Each line in the listing below that contains "fatality" should be returned.

**DATA:**
= Beginning of Section =

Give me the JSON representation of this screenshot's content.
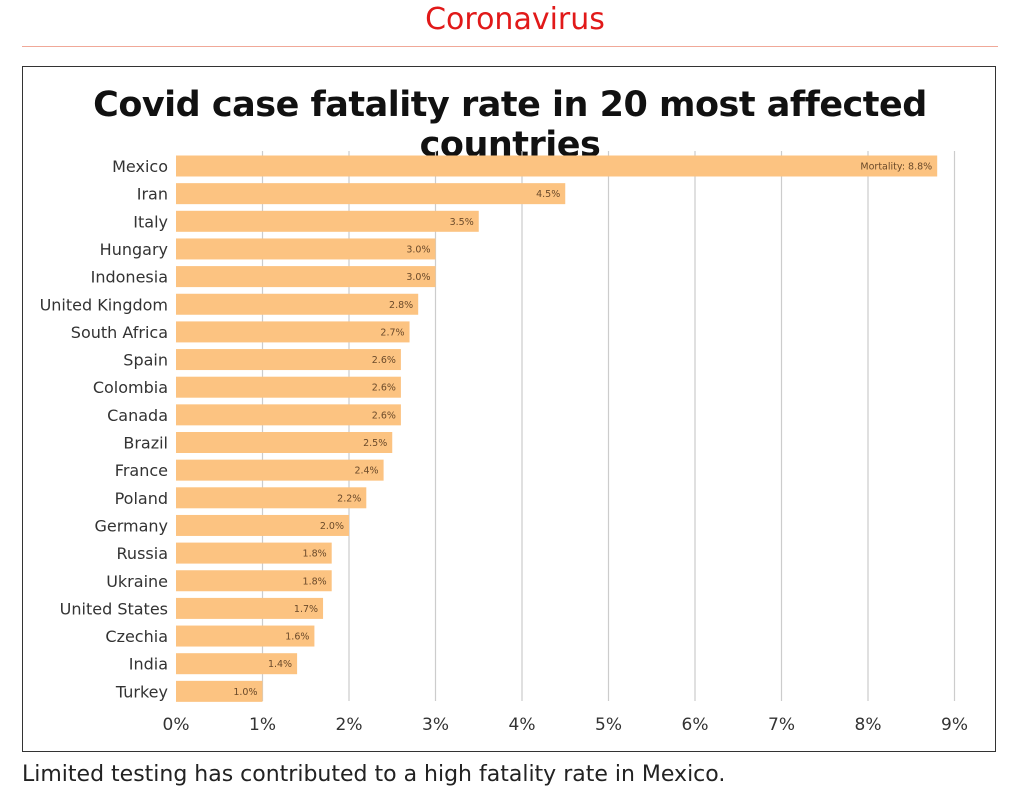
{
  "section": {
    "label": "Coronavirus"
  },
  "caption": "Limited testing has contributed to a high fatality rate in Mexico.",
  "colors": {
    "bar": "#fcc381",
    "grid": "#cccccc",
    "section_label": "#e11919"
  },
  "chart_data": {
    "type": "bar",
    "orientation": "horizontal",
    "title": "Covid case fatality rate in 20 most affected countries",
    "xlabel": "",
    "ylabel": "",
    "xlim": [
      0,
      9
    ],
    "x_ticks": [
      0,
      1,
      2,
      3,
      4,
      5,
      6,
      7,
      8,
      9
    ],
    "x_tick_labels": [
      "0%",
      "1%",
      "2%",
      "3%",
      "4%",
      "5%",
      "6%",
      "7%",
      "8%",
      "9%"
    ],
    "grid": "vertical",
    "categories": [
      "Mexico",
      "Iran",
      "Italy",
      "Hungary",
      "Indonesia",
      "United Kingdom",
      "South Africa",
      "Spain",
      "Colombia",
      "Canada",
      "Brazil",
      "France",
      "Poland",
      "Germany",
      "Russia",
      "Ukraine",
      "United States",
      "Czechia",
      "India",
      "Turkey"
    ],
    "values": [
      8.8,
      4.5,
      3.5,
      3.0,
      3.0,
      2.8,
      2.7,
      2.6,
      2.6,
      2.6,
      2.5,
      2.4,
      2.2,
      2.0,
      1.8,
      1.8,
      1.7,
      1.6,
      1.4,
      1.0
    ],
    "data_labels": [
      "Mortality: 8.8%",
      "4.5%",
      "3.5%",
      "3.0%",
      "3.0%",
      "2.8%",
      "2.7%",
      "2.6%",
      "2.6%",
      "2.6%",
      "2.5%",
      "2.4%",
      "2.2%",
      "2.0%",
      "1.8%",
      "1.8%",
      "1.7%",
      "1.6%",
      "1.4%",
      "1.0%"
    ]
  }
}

= End of Section =

**SOLUTION:**
  "caption": "Limited testing has contributed to a high fatality rate in Mexico.",
    "title": "Covid case fatality rate in 20 most affected countries",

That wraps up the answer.